▶ [Records from a dataset]
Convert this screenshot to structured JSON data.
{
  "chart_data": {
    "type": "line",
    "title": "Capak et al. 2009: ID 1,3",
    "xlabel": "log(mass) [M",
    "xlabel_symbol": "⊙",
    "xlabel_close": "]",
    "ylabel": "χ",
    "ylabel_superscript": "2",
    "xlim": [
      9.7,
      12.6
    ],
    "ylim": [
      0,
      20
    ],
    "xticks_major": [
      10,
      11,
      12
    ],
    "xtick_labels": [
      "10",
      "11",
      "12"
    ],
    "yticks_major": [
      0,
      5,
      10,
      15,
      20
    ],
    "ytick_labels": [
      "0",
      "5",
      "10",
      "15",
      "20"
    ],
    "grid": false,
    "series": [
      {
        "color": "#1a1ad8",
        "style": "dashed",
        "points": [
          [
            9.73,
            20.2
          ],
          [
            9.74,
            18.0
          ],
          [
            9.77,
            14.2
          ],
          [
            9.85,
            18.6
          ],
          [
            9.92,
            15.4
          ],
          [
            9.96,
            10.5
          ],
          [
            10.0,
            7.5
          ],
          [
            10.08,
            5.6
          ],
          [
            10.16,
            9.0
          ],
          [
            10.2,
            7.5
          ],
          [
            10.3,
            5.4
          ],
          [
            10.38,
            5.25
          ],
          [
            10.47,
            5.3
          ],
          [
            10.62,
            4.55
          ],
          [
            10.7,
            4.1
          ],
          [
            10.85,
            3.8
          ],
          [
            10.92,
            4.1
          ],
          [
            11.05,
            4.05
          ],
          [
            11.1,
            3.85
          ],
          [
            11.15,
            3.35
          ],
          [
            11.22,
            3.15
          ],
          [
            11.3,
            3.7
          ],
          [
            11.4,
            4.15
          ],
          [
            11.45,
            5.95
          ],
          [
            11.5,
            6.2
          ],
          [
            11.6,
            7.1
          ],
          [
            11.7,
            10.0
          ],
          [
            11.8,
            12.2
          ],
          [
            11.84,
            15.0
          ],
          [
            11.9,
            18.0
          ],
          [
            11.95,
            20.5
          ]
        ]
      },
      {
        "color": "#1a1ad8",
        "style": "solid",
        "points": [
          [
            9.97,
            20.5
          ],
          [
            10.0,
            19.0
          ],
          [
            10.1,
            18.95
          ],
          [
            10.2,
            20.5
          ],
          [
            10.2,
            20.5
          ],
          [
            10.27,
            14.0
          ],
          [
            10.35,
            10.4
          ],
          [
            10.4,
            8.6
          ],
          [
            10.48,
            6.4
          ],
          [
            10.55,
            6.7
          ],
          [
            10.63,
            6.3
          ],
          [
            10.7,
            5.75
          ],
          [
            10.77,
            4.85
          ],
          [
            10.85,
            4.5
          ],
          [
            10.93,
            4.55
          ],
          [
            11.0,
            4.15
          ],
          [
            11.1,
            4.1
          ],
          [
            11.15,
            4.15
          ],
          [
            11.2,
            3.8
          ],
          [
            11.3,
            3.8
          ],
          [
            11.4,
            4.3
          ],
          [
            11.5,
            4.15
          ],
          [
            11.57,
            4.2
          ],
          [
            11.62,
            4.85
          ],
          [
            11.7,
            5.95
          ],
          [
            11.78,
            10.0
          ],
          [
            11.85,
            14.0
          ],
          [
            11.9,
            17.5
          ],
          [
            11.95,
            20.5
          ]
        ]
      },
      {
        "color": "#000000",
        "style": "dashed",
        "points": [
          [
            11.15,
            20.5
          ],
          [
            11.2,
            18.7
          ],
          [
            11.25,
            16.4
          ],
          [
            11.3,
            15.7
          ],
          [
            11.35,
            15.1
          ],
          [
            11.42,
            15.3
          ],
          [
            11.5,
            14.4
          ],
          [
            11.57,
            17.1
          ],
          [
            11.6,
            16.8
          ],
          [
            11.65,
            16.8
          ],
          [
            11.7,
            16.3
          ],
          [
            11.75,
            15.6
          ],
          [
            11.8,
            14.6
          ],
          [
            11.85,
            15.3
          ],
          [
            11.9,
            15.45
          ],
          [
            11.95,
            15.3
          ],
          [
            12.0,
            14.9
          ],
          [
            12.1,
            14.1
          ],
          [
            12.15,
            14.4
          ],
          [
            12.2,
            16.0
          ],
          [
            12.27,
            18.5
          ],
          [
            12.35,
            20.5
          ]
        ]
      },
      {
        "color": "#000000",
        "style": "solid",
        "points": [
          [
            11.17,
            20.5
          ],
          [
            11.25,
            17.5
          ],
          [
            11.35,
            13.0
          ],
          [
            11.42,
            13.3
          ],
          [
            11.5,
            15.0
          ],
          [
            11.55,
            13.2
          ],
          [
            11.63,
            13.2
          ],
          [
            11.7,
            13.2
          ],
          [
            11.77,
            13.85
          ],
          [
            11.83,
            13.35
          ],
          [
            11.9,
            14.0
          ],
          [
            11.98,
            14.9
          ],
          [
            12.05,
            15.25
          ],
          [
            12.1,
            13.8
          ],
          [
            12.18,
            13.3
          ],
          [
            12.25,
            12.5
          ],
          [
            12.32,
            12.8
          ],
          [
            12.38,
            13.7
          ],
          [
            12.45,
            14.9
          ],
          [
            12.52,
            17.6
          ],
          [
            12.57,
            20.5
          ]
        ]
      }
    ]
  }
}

▶ [AIM OF THE TASK] Write out the material from the first line to the last, exactly.

▶ [PROBLEM SOLUTION]
Convert this screenshot to structured JSON data.
{
  "chart_data": {
    "type": "line",
    "title": "Capak et al. 2009: ID 1,3",
    "xlabel": "log(mass) [M",
    "xlabel_symbol": "⊙",
    "xlabel_close": "]",
    "ylabel": "χ",
    "ylabel_superscript": "2",
    "xlim": [
      9.7,
      12.6
    ],
    "ylim": [
      0,
      20
    ],
    "xticks_major": [
      10,
      11,
      12
    ],
    "xtick_labels": [
      "10",
      "11",
      "12"
    ],
    "yticks_major": [
      0,
      5,
      10,
      15,
      20
    ],
    "ytick_labels": [
      "0",
      "5",
      "10",
      "15",
      "20"
    ],
    "grid": false,
    "series": [
      {
        "color": "#1a1ad8",
        "style": "dashed",
        "points": [
          [
            9.73,
            20.2
          ],
          [
            9.74,
            18.0
          ],
          [
            9.77,
            14.2
          ],
          [
            9.85,
            18.6
          ],
          [
            9.92,
            15.4
          ],
          [
            9.96,
            10.5
          ],
          [
            10.0,
            7.5
          ],
          [
            10.08,
            5.6
          ],
          [
            10.16,
            9.0
          ],
          [
            10.2,
            7.5
          ],
          [
            10.3,
            5.4
          ],
          [
            10.38,
            5.25
          ],
          [
            10.47,
            5.3
          ],
          [
            10.62,
            4.55
          ],
          [
            10.7,
            4.1
          ],
          [
            10.85,
            3.8
          ],
          [
            10.92,
            4.1
          ],
          [
            11.05,
            4.05
          ],
          [
            11.1,
            3.85
          ],
          [
            11.15,
            3.35
          ],
          [
            11.22,
            3.15
          ],
          [
            11.3,
            3.7
          ],
          [
            11.4,
            4.15
          ],
          [
            11.45,
            5.95
          ],
          [
            11.5,
            6.2
          ],
          [
            11.6,
            7.1
          ],
          [
            11.7,
            10.0
          ],
          [
            11.8,
            12.2
          ],
          [
            11.84,
            15.0
          ],
          [
            11.9,
            18.0
          ],
          [
            11.95,
            20.5
          ]
        ]
      },
      {
        "color": "#1a1ad8",
        "style": "solid",
        "points": [
          [
            9.97,
            20.5
          ],
          [
            10.0,
            19.0
          ],
          [
            10.1,
            18.95
          ],
          [
            10.2,
            20.5
          ],
          [
            10.2,
            20.5
          ],
          [
            10.27,
            14.0
          ],
          [
            10.35,
            10.4
          ],
          [
            10.4,
            8.6
          ],
          [
            10.48,
            6.4
          ],
          [
            10.55,
            6.7
          ],
          [
            10.63,
            6.3
          ],
          [
            10.7,
            5.75
          ],
          [
            10.77,
            4.85
          ],
          [
            10.85,
            4.5
          ],
          [
            10.93,
            4.55
          ],
          [
            11.0,
            4.15
          ],
          [
            11.1,
            4.1
          ],
          [
            11.15,
            4.15
          ],
          [
            11.2,
            3.8
          ],
          [
            11.3,
            3.8
          ],
          [
            11.4,
            4.3
          ],
          [
            11.5,
            4.15
          ],
          [
            11.57,
            4.2
          ],
          [
            11.62,
            4.85
          ],
          [
            11.7,
            5.95
          ],
          [
            11.78,
            10.0
          ],
          [
            11.85,
            14.0
          ],
          [
            11.9,
            17.5
          ],
          [
            11.95,
            20.5
          ]
        ]
      },
      {
        "color": "#000000",
        "style": "dashed",
        "points": [
          [
            11.15,
            20.5
          ],
          [
            11.2,
            18.7
          ],
          [
            11.25,
            16.4
          ],
          [
            11.3,
            15.7
          ],
          [
            11.35,
            15.1
          ],
          [
            11.42,
            15.3
          ],
          [
            11.5,
            14.4
          ],
          [
            11.57,
            17.1
          ],
          [
            11.6,
            16.8
          ],
          [
            11.65,
            16.8
          ],
          [
            11.7,
            16.3
          ],
          [
            11.75,
            15.6
          ],
          [
            11.8,
            14.6
          ],
          [
            11.85,
            15.3
          ],
          [
            11.9,
            15.45
          ],
          [
            11.95,
            15.3
          ],
          [
            12.0,
            14.9
          ],
          [
            12.1,
            14.1
          ],
          [
            12.15,
            14.4
          ],
          [
            12.2,
            16.0
          ],
          [
            12.27,
            18.5
          ],
          [
            12.35,
            20.5
          ]
        ]
      },
      {
        "color": "#000000",
        "style": "solid",
        "points": [
          [
            11.17,
            20.5
          ],
          [
            11.25,
            17.5
          ],
          [
            11.35,
            13.0
          ],
          [
            11.42,
            13.3
          ],
          [
            11.5,
            15.0
          ],
          [
            11.55,
            13.2
          ],
          [
            11.63,
            13.2
          ],
          [
            11.7,
            13.2
          ],
          [
            11.77,
            13.85
          ],
          [
            11.83,
            13.35
          ],
          [
            11.9,
            14.0
          ],
          [
            11.98,
            14.9
          ],
          [
            12.05,
            15.25
          ],
          [
            12.1,
            13.8
          ],
          [
            12.18,
            13.3
          ],
          [
            12.25,
            12.5
          ],
          [
            12.32,
            12.8
          ],
          [
            12.38,
            13.7
          ],
          [
            12.45,
            14.9
          ],
          [
            12.52,
            17.6
          ],
          [
            12.57,
            20.5
          ]
        ]
      }
    ]
  }
}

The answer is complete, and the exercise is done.